What is expected: Reproduce all of the records exactly.

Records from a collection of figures
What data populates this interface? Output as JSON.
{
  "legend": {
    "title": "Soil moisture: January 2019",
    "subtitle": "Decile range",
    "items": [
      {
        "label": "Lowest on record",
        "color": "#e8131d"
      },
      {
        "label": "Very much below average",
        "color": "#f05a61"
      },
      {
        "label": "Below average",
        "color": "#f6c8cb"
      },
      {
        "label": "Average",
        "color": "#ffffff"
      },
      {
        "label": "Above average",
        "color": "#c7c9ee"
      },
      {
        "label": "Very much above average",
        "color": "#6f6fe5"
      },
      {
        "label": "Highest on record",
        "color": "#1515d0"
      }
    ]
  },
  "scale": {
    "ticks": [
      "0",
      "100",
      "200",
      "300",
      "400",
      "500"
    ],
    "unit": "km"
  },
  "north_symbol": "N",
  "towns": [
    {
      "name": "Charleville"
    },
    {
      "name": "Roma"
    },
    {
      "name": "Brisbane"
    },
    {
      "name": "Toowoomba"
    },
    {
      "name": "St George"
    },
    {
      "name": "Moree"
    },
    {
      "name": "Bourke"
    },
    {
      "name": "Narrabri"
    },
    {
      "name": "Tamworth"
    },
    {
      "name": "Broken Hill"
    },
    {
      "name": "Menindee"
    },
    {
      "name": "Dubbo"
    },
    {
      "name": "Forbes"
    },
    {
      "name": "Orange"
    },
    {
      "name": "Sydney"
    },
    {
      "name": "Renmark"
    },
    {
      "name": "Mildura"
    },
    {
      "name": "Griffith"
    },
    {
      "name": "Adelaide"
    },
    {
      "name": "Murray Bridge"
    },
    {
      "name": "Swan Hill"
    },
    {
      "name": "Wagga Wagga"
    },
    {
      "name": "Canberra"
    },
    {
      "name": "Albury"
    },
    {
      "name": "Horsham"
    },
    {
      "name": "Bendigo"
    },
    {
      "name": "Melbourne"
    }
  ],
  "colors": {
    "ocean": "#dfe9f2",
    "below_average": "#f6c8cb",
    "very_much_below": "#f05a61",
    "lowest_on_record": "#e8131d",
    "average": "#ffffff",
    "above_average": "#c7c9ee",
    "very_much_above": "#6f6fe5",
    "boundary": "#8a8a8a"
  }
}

Result:
What data populates this interface? Output as JSON.
{
  "legend": {
    "title": "Soil moisture: January 2019",
    "subtitle": "Decile range",
    "items": [
      {
        "label": "Lowest on record",
        "color": "#e8131d"
      },
      {
        "label": "Very much below average",
        "color": "#f05a61"
      },
      {
        "label": "Below average",
        "color": "#f6c8cb"
      },
      {
        "label": "Average",
        "color": "#ffffff"
      },
      {
        "label": "Above average",
        "color": "#c7c9ee"
      },
      {
        "label": "Very much above average",
        "color": "#6f6fe5"
      },
      {
        "label": "Highest on record",
        "color": "#1515d0"
      }
    ]
  },
  "scale": {
    "ticks": [
      "0",
      "100",
      "200",
      "300",
      "400",
      "500"
    ],
    "unit": "km"
  },
  "north_symbol": "N",
  "towns": [
    {
      "name": "Charleville"
    },
    {
      "name": "Roma"
    },
    {
      "name": "Brisbane"
    },
    {
      "name": "Toowoomba"
    },
    {
      "name": "St George"
    },
    {
      "name": "Moree"
    },
    {
      "name": "Bourke"
    },
    {
      "name": "Narrabri"
    },
    {
      "name": "Tamworth"
    },
    {
      "name": "Broken Hill"
    },
    {
      "name": "Menindee"
    },
    {
      "name": "Dubbo"
    },
    {
      "name": "Forbes"
    },
    {
      "name": "Orange"
    },
    {
      "name": "Sydney"
    },
    {
      "name": "Renmark"
    },
    {
      "name": "Mildura"
    },
    {
      "name": "Griffith"
    },
    {
      "name": "Adelaide"
    },
    {
      "name": "Murray Bridge"
    },
    {
      "name": "Swan Hill"
    },
    {
      "name": "Wagga Wagga"
    },
    {
      "name": "Canberra"
    },
    {
      "name": "Albury"
    },
    {
      "name": "Horsham"
    },
    {
      "name": "Bendigo"
    },
    {
      "name": "Melbourne"
    }
  ],
  "colors": {
    "ocean": "#dfe9f2",
    "below_average": "#f6c8cb",
    "very_much_below": "#f05a61",
    "lowest_on_record": "#e8131d",
    "average": "#ffffff",
    "above_average": "#c7c9ee",
    "very_much_above": "#6f6fe5",
    "boundary": "#8a8a8a"
  }
}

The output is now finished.